Provided passage »
++++++

The Disruptive Technological Change model describes the circumstances under which established companies are completely pushed out of the market by new technologies. The failure of such companies is accompanied by a focus on core customers who are initially unable to recognise any benefit from the new technology. The companies do not take up the disruptive technologies. It is new companies that take up these technologies and use them to create new markets. In this way, established companies are pushed out of their markets in the medium to long term (cf. Schreiner, p. 33, 2005).
Products based on disruptive technologies are usually much better adapted to their environment. This is because they are cheaper, simpler, smaller and usually more convenient to use. In the long term, they have the potential to displace existing, established product systems. Nevertheless, these radical innovations have a high degree of uncertainty (cf. Schreiner, p. 25, 2005). New business models bring with them greater dynamics and complexities, forcing companies to adapt. Traditional organisations are Tayloristic and exist on the basis of stable framework conditions.
Taylor’s model, Taylorism, which is ideally understood as a machine model, takes little account of human needs. Charly Chaplin’s Modern Times tells the story (see Charly Chaplin Factory Work). Taylor is regarded as a pioneer of management theory and developed the Scientific Management Model, which provided for the rationalisation of vertical integration through time and motion studies for the optimisation of processes, tools and machines, as well as individual performance targets with corresponding remuneration. Even this rigid structure of Taylor’s makes it clear at the present time that this type of organisation is facing an eruptive reorganisation. Taylorism was to be replaced by the human relations approach. However, the basic features of Taylorism are still fully in place and human relations only seemed to become possible later, or now around 100 years after its emergence. Well-known representatives of human relations were McGregor, Maslow and Herzberg. Mayo was also one of them, whose example I would like to present in order to understand the significance of the human relations approach as a counterpart to Taylorism. This is about independent motivation theories, about how employees can be motivated.

++++++

Required task A »
Condense the paragraph of the passage on disruptive technology that begins "Products based on disruptive technologies" into a short bulleted list that keeps its main facts.
The entries have no connection to the passage on disruptive technology.

++++++

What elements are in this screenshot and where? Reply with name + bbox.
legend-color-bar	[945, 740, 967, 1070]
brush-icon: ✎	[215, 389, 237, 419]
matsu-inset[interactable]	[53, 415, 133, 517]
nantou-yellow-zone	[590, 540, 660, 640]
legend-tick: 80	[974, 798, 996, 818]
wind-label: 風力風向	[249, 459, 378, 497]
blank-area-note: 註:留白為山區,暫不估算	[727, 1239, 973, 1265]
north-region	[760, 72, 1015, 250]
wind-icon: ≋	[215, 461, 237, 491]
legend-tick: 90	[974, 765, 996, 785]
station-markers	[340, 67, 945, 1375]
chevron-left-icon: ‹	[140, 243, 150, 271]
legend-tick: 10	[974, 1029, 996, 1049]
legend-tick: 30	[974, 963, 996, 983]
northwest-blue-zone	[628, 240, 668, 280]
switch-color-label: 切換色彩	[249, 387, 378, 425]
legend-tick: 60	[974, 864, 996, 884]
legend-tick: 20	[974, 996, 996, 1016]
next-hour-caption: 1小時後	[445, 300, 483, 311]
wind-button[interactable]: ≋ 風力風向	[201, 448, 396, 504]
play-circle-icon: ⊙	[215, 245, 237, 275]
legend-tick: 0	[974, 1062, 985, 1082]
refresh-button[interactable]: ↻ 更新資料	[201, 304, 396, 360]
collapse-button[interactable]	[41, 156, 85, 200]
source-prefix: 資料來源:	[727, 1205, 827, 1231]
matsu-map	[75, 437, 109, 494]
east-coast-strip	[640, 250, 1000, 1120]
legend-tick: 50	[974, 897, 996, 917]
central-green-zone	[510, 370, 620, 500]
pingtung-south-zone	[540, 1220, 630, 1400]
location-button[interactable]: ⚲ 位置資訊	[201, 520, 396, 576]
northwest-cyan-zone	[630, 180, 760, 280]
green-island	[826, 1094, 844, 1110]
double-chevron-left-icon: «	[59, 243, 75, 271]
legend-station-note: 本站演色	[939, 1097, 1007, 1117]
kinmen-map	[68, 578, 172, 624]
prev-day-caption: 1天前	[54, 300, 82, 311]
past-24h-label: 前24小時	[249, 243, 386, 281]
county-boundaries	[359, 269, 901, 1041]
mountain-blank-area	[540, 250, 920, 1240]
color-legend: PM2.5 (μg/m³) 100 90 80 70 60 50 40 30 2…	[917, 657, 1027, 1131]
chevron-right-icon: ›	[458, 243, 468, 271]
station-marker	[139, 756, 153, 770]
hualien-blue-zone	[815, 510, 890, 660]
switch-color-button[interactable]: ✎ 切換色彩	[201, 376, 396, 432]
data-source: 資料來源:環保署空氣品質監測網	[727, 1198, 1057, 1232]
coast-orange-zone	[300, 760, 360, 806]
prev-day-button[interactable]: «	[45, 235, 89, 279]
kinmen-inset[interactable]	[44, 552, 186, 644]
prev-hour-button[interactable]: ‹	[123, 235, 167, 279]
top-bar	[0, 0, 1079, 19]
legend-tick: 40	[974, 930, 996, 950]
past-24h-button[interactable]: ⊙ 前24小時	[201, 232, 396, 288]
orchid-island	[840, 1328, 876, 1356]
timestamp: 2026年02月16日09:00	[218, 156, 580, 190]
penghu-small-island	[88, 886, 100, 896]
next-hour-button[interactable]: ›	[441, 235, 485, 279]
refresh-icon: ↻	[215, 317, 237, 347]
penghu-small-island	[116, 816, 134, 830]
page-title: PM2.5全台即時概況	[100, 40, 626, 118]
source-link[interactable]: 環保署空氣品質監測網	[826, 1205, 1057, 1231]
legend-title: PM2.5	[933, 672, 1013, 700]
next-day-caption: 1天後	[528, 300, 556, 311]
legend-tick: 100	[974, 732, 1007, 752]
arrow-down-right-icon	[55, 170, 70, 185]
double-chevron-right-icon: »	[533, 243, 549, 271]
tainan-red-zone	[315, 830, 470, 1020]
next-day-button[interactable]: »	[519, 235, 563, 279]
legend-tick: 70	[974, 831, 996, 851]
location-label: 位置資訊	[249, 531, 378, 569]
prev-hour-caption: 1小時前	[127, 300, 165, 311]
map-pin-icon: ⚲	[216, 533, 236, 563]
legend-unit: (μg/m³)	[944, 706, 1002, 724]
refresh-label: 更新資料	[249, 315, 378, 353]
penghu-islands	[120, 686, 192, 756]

++++++

Required task B »
Transcribe the entries from the first one through the line holding "240, 668, 280]", both ends included, and nothing else.

Output A »
- Products based on disruptive technologies are usually better adapted to their environment because they are cheaper, simpler, smaller and usually more convenient to use.
- Over the long term, they can displace existing, established product systems.
- These radical innovations still carry a high degree of uncertainty (cf. Schreiner, p. 25, 2005).
- New business models add dynamics and complexity that force companies to adapt.
- Traditional organizations are Tayloristic and depend on stable framework conditions.

Output B »
What elements are in this screenshot and where? Reply with name + bbox.
legend-color-bar	[945, 740, 967, 1070]
brush-icon: ✎	[215, 389, 237, 419]
matsu-inset[interactable]	[53, 415, 133, 517]
nantou-yellow-zone	[590, 540, 660, 640]
legend-tick: 80	[974, 798, 996, 818]
wind-label: 風力風向	[249, 459, 378, 497]
blank-area-note: 註:留白為山區,暫不估算	[727, 1239, 973, 1265]
north-region	[760, 72, 1015, 250]
wind-icon: ≋	[215, 461, 237, 491]
legend-tick: 90	[974, 765, 996, 785]
station-markers	[340, 67, 945, 1375]
chevron-left-icon: ‹	[140, 243, 150, 271]
legend-tick: 10	[974, 1029, 996, 1049]
legend-tick: 30	[974, 963, 996, 983]
northwest-blue-zone	[628, 240, 668, 280]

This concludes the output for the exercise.